Stated problem:
Reproduce without change the entries from the line with "header-line-redshift: z=0.94294±0.00006 Class=GALAXY" to the line with "class-value: Class=GALAXY bbox=[301, 54, 417, 73]", including both of those lines.

========================

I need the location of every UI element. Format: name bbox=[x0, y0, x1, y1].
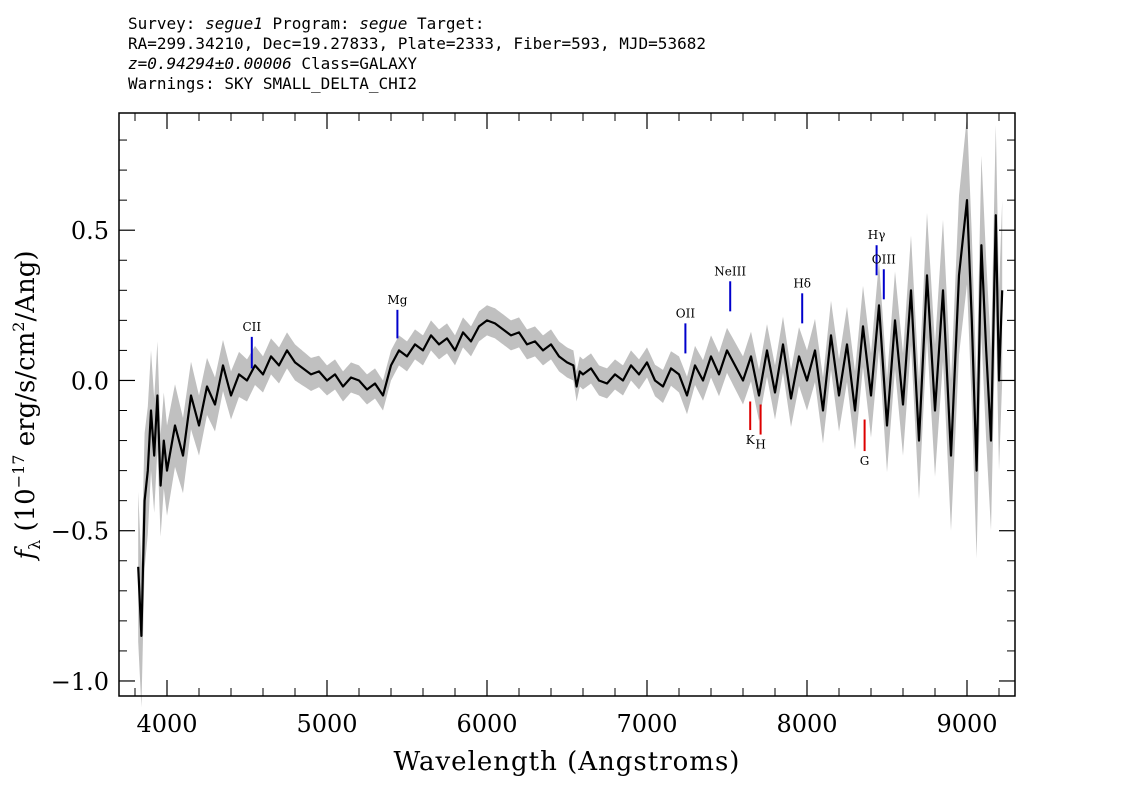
header-line-redshift: z=0.94294±0.00006 Class=GALAXY bbox=[128, 54, 706, 74]
survey-label: Survey: bbox=[128, 14, 196, 33]
y-tick-label: 0.5 bbox=[71, 217, 109, 245]
x-tick-label: 7000 bbox=[616, 710, 677, 738]
redshift-value: z=0.94294±0.00006 bbox=[128, 54, 292, 73]
x-axis-title: Wavelength (Angstroms) bbox=[394, 747, 741, 777]
y-tick-label: −1.0 bbox=[51, 668, 109, 696]
plot-frame bbox=[118, 112, 1016, 697]
marker-oii-label: OII bbox=[676, 306, 696, 320]
marker-neiii-label: NeIII bbox=[714, 264, 746, 278]
marker-g-label: G bbox=[860, 454, 870, 468]
x-tick-label: 4000 bbox=[136, 710, 197, 738]
survey-value: segue1 bbox=[205, 14, 263, 33]
x-tick-label: 8000 bbox=[776, 710, 837, 738]
marker-h-label: Hδ bbox=[793, 276, 811, 290]
header-line-survey: Survey: segue1 Program: segue Target: bbox=[128, 14, 706, 34]
marker-k-label: K bbox=[746, 433, 756, 447]
y-tick-label: −0.5 bbox=[51, 518, 109, 546]
x-tick-label: 5000 bbox=[296, 710, 357, 738]
axis-ticks bbox=[119, 113, 1015, 696]
marker-mg-label: Mg bbox=[387, 293, 407, 307]
y-tick-label: 0.0 bbox=[71, 367, 109, 395]
marker-h-label: H bbox=[755, 438, 765, 452]
x-tick-label: 6000 bbox=[456, 710, 517, 738]
marker-h-label: Hγ bbox=[868, 228, 886, 242]
header-line-warnings: Warnings: SKY SMALL_DELTA_CHI2 bbox=[128, 74, 417, 93]
x-tick-label: 9000 bbox=[936, 710, 997, 738]
flux-line bbox=[137, 199, 1004, 638]
spectrum-header: Survey: segue1 Program: segue Target: RA… bbox=[128, 14, 706, 94]
flux-error-band bbox=[138, 116, 1003, 708]
program-value: segue bbox=[359, 14, 408, 33]
target-label: Target: bbox=[417, 14, 485, 33]
plot-data-layer bbox=[137, 116, 1004, 708]
class-value: Class=GALAXY bbox=[301, 54, 417, 73]
marker-oiii-label: OIII bbox=[872, 252, 896, 266]
spectral-line-markers: CII Mg OII NeIII Hδ Hγ OIII K H G bbox=[242, 228, 896, 468]
program-label: Program: bbox=[272, 14, 350, 33]
tick-labels: 4000 5000 6000 7000 8000 9000 −1.0 −0.5 0.0 0.5 bbox=[51, 217, 998, 738]
marker-cii-label: CII bbox=[242, 320, 261, 334]
y-axis-title: fλ (10−17 erg/s/cm2/Ang) bbox=[9, 250, 44, 561]
header-line-coordinates: RA=299.34210, Dec=19.27833, Plate=2333, … bbox=[128, 34, 706, 53]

========================

Right answer:
header-line-redshift: z=0.94294±0.00006 Class=GALAXY bbox=[128, 54, 706, 74]
survey-label: Survey: bbox=[128, 14, 196, 33]
y-tick-label: 0.5 bbox=[71, 217, 109, 245]
x-tick-label: 7000 bbox=[616, 710, 677, 738]
redshift-value: z=0.94294±0.00006 bbox=[128, 54, 292, 73]
x-axis-title: Wavelength (Angstroms) bbox=[394, 747, 741, 777]
y-tick-label: −1.0 bbox=[51, 668, 109, 696]
plot-frame bbox=[118, 112, 1016, 697]
marker-oii-label: OII bbox=[676, 306, 696, 320]
marker-neiii-label: NeIII bbox=[714, 264, 746, 278]
marker-g-label: G bbox=[860, 454, 870, 468]
x-tick-label: 4000 bbox=[136, 710, 197, 738]
survey-value: segue1 bbox=[205, 14, 263, 33]
x-tick-label: 8000 bbox=[776, 710, 837, 738]
marker-h-label: Hδ bbox=[793, 276, 811, 290]
header-line-survey: Survey: segue1 Program: segue Target: bbox=[128, 14, 706, 34]
marker-k-label: K bbox=[746, 433, 756, 447]
y-tick-label: −0.5 bbox=[51, 518, 109, 546]
x-tick-label: 5000 bbox=[296, 710, 357, 738]
axis-ticks bbox=[119, 113, 1015, 696]
marker-mg-label: Mg bbox=[387, 293, 407, 307]
y-tick-label: 0.0 bbox=[71, 367, 109, 395]
marker-h-label: H bbox=[755, 438, 765, 452]
x-tick-label: 6000 bbox=[456, 710, 517, 738]
marker-h-label: Hγ bbox=[868, 228, 886, 242]
header-line-warnings: Warnings: SKY SMALL_DELTA_CHI2 bbox=[128, 74, 417, 93]
x-tick-label: 9000 bbox=[936, 710, 997, 738]
flux-line bbox=[137, 199, 1004, 638]
spectrum-header: Survey: segue1 Program: segue Target: RA… bbox=[128, 14, 706, 94]
flux-error-band bbox=[138, 116, 1003, 708]
program-value: segue bbox=[359, 14, 408, 33]
target-label: Target: bbox=[417, 14, 485, 33]
plot-data-layer bbox=[137, 116, 1004, 708]
class-value: Class=GALAXY bbox=[301, 54, 417, 73]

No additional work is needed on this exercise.